======== Selection

-
1. Re: JOPR Newbie having problems with nodes failing collection
mazz Mar 24, 2010 9:15 AM (in response to modulus10)What OS/hardware is running your server and database? What kind of database (Postgres? Oracle?)?
Whenever I see "Backend services unavailable" I immediately think the database can't keep up and its probably not tuned or is not running on hardware that can handle the load.
Did you look in the server's log file to see what errors, if any, you go ( typically, if the database goes bad, the log will fill with errors - and if it is the database under high load not keeping up, the errors will be generic database errors).
How fast are you collecting metrics and how many metrics? If you change most of your metrics to collect every 60 seconds, that would cause high load and you'd need a very good/tuned database to keep up.
In short, it sounds like your hardware/DB setup can't handle the load for whatever reason.
-
2. Re: JOPR Newbie having problems with nodes failing collection
modulus10 Mar 24, 2010 10:17 AM (in response to mazz)HP Dual CPU - Intel(R) Xeon(TM) CPU 3.60GHz
8 gig ram
[root@vitalsigns jopr-server-2.3.1]# free
total used free shared buffers cached
Mem: 8309520 1935860 6373660 0 300496 528256
-/+ buffers/cache: 1107108 7202412
Swap: 2097144 0 2097144DB - Postgres 8.4
OS - CentoOS 5.4
Here is some information from JOPR about itself (stand alone agent installed and monitored)

================

* Problems to work on
A) According to the thread, which database does the server in question run?
B) Rewrite the records from their beginning through the line containing "90% of sem: 33", with both ends included, replacing every occurrence of "Bar" with "Column" and leaving everything else unchanged.
The thread and the records that follow it are unrelated to each other.

======== Information supplied

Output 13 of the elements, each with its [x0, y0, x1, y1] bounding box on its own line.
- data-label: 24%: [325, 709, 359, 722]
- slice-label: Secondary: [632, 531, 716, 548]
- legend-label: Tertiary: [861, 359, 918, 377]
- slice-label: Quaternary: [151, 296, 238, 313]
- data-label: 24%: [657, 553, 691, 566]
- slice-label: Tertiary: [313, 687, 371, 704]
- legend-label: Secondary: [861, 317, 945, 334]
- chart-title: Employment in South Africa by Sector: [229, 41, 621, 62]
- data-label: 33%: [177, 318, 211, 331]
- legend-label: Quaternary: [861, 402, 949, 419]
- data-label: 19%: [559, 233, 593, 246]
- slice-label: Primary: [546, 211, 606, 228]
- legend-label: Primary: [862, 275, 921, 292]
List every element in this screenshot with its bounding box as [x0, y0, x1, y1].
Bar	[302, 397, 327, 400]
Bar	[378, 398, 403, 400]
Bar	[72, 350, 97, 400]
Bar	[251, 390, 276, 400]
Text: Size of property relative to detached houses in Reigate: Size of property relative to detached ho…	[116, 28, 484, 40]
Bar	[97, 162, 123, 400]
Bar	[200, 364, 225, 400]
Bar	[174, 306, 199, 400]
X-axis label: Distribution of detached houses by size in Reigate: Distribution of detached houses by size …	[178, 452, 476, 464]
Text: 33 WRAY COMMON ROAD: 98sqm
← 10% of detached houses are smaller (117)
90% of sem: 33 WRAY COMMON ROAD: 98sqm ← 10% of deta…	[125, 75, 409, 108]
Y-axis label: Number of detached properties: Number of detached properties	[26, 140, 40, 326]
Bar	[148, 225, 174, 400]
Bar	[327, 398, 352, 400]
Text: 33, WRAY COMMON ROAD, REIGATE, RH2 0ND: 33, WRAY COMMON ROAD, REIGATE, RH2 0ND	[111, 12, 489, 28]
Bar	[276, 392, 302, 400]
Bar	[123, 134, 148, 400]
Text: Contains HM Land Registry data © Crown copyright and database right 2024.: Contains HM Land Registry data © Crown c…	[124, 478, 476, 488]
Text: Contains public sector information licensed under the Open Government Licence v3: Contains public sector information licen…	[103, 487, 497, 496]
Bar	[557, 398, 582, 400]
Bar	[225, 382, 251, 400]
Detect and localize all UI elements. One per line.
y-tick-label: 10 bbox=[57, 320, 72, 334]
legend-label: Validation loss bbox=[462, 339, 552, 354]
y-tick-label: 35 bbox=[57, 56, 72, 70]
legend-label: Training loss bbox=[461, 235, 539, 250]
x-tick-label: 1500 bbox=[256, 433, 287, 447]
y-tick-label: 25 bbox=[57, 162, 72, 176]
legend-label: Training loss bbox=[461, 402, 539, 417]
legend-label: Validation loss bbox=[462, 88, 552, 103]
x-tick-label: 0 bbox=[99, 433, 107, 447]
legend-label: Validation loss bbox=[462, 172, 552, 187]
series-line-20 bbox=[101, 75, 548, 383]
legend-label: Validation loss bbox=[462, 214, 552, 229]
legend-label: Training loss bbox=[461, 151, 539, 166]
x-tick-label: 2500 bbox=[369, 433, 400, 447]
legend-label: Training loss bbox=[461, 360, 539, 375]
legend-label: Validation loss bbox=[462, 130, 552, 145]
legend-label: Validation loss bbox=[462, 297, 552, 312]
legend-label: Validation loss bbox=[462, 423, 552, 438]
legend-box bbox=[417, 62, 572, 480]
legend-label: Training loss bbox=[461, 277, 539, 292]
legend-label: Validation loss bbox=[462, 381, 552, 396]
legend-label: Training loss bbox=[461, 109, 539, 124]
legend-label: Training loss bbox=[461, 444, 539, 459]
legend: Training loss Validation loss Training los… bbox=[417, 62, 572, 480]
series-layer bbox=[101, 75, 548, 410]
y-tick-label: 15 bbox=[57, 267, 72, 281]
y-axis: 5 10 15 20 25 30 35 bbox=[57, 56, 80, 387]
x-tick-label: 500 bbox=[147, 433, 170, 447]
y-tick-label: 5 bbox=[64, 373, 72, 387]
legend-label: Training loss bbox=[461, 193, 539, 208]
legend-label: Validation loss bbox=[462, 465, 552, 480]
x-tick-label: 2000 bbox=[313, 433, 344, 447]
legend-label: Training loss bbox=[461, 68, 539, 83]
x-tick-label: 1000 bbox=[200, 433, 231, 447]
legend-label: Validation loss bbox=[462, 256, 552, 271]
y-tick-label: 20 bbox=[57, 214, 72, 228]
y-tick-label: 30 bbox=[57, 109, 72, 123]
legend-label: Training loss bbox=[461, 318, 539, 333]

================

* Responses
A) Postgres 8.4.

B)
Output 13 of the elements, each with its [x0, y0, x1, y1] bounding box on its own line.
- data-label: 24%: [325, 709, 359, 722]
- slice-label: Secondary: [632, 531, 716, 548]
- legend-label: Tertiary: [861, 359, 918, 377]
- slice-label: Quaternary: [151, 296, 238, 313]
- data-label: 24%: [657, 553, 691, 566]
- slice-label: Tertiary: [313, 687, 371, 704]
- legend-label: Secondary: [861, 317, 945, 334]
- chart-title: Employment in South Africa by Sector: [229, 41, 621, 62]
- data-label: 33%: [177, 318, 211, 331]
- legend-label: Quaternary: [861, 402, 949, 419]
- data-label: 19%: [559, 233, 593, 246]
- slice-label: Primary: [546, 211, 606, 228]
- legend-label: Primary: [862, 275, 921, 292]
List every element in this screenshot with its bounding box as [x0, y0, x1, y1].
Column	[302, 397, 327, 400]
Column	[378, 398, 403, 400]
Column	[72, 350, 97, 400]
Column	[251, 390, 276, 400]
Text: Size of property relative to detached houses in Reigate: Size of property relative to detached ho…	[116, 28, 484, 40]
Column	[97, 162, 123, 400]
Column	[200, 364, 225, 400]
Column	[174, 306, 199, 400]
X-axis label: Distribution of detached houses by size in Reigate: Distribution of detached houses by size …	[178, 452, 476, 464]
Text: 33 WRAY COMMON ROAD: 98sqm
← 10% of detached houses are smaller (117)
90% of sem: 33 WRAY COMMON ROAD: 98sqm ← 10% of deta…	[125, 75, 409, 108]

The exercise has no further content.